Items listed in a dataset
# # # #
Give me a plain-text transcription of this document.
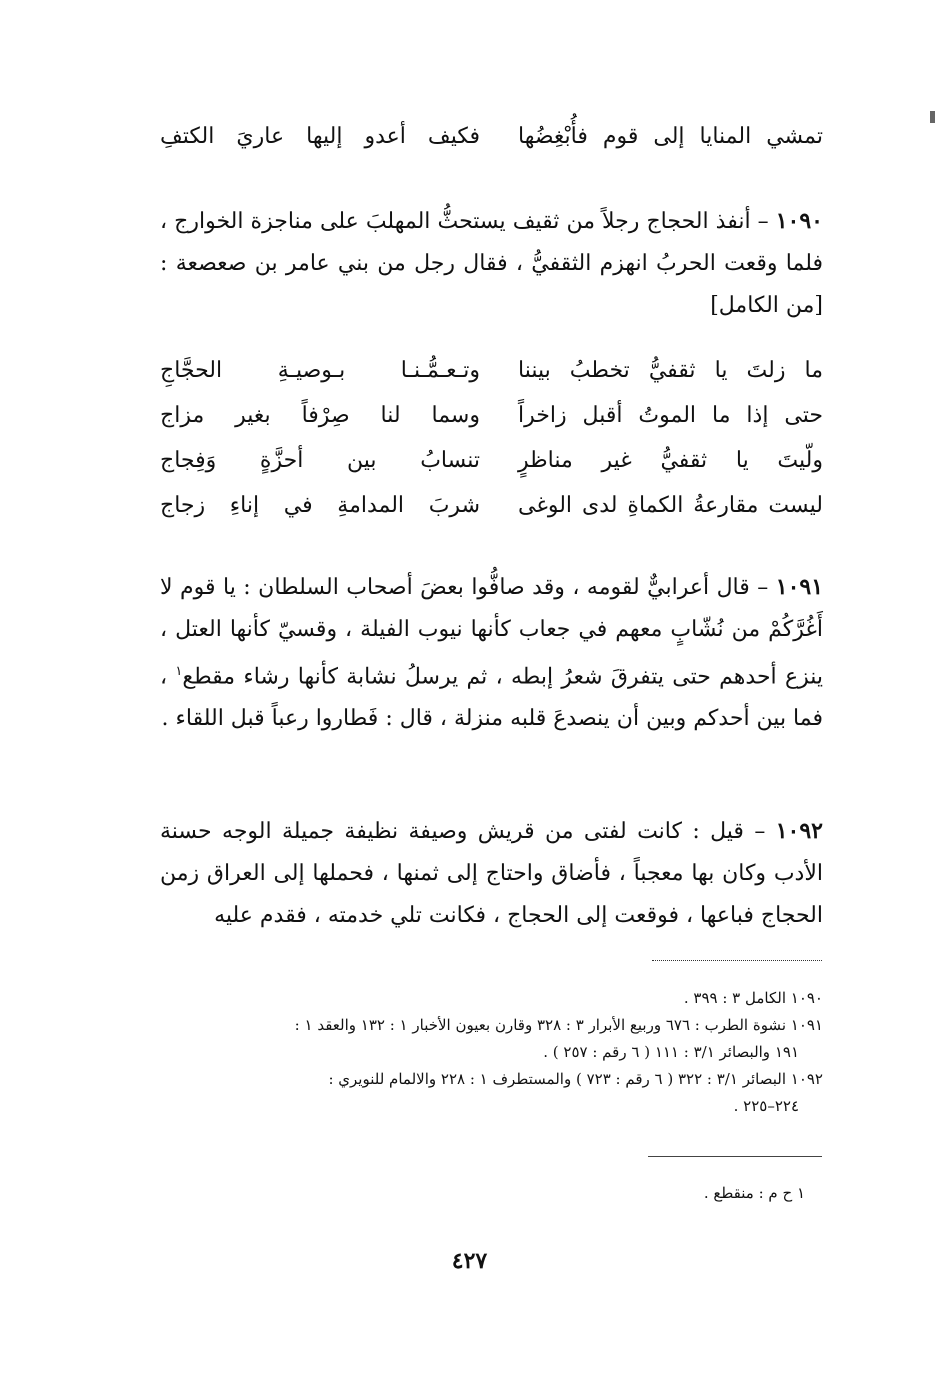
تمشي المنايا إلى قوم فأُبْغِضُها
فكيف أعدو إليها عاريَ الكتفِ
١٠٩٠ – أنفذ الحجاج رجلاً من ثقيف يستحثُّ المهلبَ على مناجزة الخوارج ، فلما وقعت الحربُ انهزم الثقفيُّ ، فقال رجل من بني عامر بن صعصعة : [من الكامل]
ما زلتَ يا ثقفيُّ تخطبُ بيننا
وتـعـمُّـنـا بـوصيـةِ الحجَّاجِ
حتى إذا ما الموتُ أقبل زاخراً
وسما لنا صِرْفاً بغير مزاج
ولّيتَ يا ثقفيُّ غير مناظرٍ
تنسابُ بين أحزَّةٍ وَفِجاج
ليست مقارعةُ الكماةِ لدى الوغى
شربَ المدامةِ في إناءِ زجاج
١٠٩١ – قال أعرابيٌّ لقومه ، وقد صافُّوا بعضَ أصحاب السلطان : يا قوم لا أَغُرَّكُمْ من نُشّابٍ معهم في جعاب كأنها نيوب الفيلة ، وقسيّ كأنها العتل ، ينزع أحدهم حتى يتفرقَ شعرُ إبطه ، ثم يرسلُ نشابة كأنها رشاء مقطع$^١$ ، فما بين أحدكم وبين أن ينصدعَ قلبه منزلة ، قال : فَطاروا رعباً قبل اللقاء .
١٠٩٢ – قيل : كانت لفتى من قريش وصيفة نظيفة جميلة الوجه حسنة الأدب وكان بها معجباً ، فأضاق واحتاج إلى ثمنها ، فحملها إلى العراق زمن الحجاج فباعها ، فوقعت إلى الحجاج ، فكانت تلي خدمته ، فقدم عليه
١٠٩٠ الكامل ٣ : ٣٩٩ .
١٠٩١ نشوة الطرب : ٦٧٦ وربيع الأبرار ٣ : ٣٢٨ وقارن بعيون الأخبار ١ : ١٣٢ والعقد ١ :
١٩١ والبصائر ٣/١ : ١١١ ( ٦ رقم : ٢٥٧ ) .
١٠٩٢ البصائر ٣/١ : ٣٢٢ ( ٦ رقم : ٧٢٣ ) والمستطرف ١ : ٢٢٨ والالمام للنويري :
٢٢٤–٢٢٥ .
١ ح م : منقطع .
٤٢٧
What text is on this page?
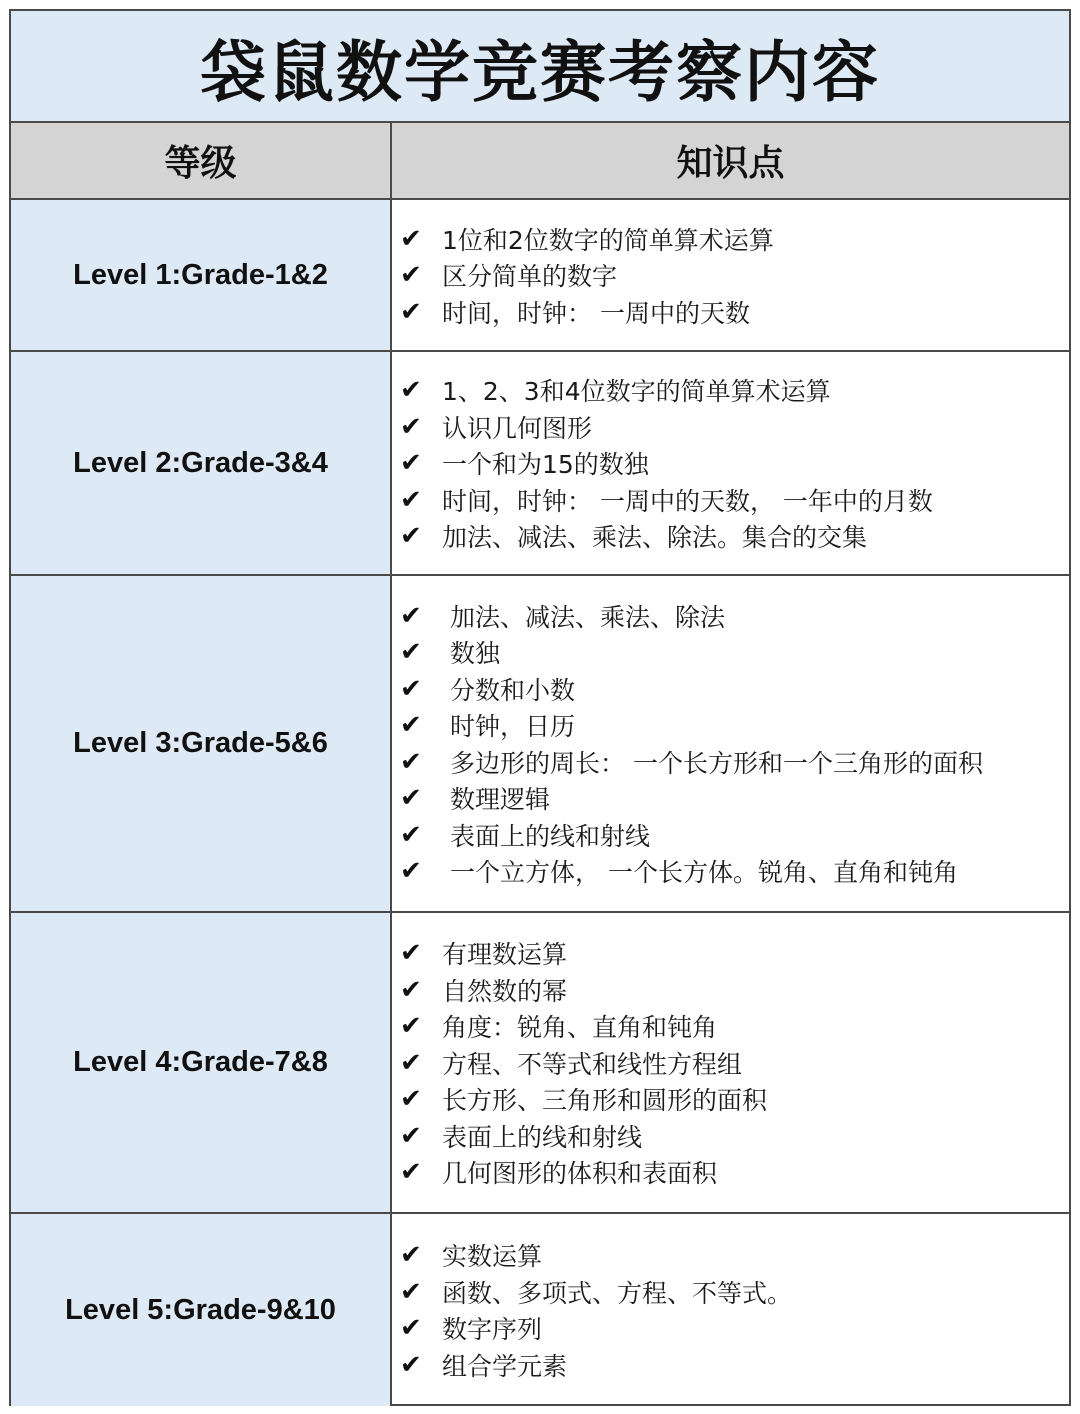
袋鼠数学竞赛考察内容
等级	知识点
Level 1:Grade-1&2
✔ 1位和2位数字的简单算术运算
✔ 区分简单的数字
✔ 时间，时钟： 一周中的天数
Level 2:Grade-3&4
✔ 1、2、3和4位数字的简单算术运算
✔ 认识几何图形
✔ 一个和为15的数独
✔ 时间，时钟： 一周中的天数， 一年中的月数
✔ 加法、减法、乘法、除法。集合的交集
Level 3:Grade-5&6
✔	加法、减法、乘法、除法
✔	数独
✔	分数和小数
✔	时钟，日历
✔	多边形的周长： 一个长方形和一个三角形的面积
✔	数理逻辑
✔	表面上的线和射线
✔	一个立方体， 一个长方体。锐角、直角和钝角
Level 4:Grade-7&8
✔ 有理数运算
✔ 自然数的幂
✔ 角度：锐角、直角和钝角
✔ 方程、不等式和线性方程组
✔ 长方形、三角形和圆形的面积
✔ 表面上的线和射线
✔ 几何图形的体积和表面积
Level 5:Grade-9&10
✔ 实数运算
✔ 函数、多项式、方程、不等式。
✔ 数字序列
✔ 组合学元素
# # # #
» **Stated problem**
Report the number of lines in the entries above that include the string "الكامل". Give nothing but the number.

» **Exercise solution**
2